Some records:
+ + + +

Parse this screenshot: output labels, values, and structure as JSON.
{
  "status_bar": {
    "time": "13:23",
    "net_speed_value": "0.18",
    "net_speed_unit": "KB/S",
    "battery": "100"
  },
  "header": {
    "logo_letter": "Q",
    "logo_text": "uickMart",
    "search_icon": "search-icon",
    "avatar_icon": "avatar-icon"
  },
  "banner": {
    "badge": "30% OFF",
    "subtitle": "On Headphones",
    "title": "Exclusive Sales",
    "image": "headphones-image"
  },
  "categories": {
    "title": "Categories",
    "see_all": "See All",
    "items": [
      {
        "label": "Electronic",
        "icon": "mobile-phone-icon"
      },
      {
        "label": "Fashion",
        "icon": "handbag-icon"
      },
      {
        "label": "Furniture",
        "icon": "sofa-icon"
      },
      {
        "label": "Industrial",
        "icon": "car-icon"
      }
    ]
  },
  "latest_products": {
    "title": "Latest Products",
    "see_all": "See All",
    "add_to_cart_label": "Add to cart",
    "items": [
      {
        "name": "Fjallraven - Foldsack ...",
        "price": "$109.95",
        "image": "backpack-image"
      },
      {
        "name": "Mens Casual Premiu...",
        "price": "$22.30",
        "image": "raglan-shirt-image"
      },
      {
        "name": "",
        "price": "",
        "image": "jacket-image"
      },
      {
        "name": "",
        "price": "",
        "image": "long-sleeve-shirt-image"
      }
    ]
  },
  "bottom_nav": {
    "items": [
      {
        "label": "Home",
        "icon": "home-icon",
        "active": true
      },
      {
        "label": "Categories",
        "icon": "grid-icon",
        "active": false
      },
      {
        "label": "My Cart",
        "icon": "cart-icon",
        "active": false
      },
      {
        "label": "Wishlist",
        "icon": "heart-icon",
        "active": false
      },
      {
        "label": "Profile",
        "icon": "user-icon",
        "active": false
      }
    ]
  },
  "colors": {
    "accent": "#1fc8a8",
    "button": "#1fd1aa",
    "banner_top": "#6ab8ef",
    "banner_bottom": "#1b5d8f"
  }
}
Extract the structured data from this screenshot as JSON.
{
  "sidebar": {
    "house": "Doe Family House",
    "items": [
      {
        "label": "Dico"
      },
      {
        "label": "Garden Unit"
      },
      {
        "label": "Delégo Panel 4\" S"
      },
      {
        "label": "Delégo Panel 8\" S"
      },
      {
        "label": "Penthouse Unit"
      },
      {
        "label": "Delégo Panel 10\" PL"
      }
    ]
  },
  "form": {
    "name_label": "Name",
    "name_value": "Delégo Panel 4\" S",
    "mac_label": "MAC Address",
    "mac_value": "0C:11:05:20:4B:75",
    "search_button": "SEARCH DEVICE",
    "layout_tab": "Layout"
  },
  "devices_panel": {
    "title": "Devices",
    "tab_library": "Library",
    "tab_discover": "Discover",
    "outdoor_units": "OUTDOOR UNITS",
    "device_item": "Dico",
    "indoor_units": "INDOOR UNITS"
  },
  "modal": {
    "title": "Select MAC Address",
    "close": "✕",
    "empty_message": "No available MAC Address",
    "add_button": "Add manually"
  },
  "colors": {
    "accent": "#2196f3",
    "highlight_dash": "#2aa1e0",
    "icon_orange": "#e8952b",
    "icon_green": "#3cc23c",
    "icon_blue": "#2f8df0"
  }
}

+ + + +

STATED EXERCISE — Find every line that includes the string "JSON". Report how many there are and nothing else.

PROBLEM SOLUTION — 2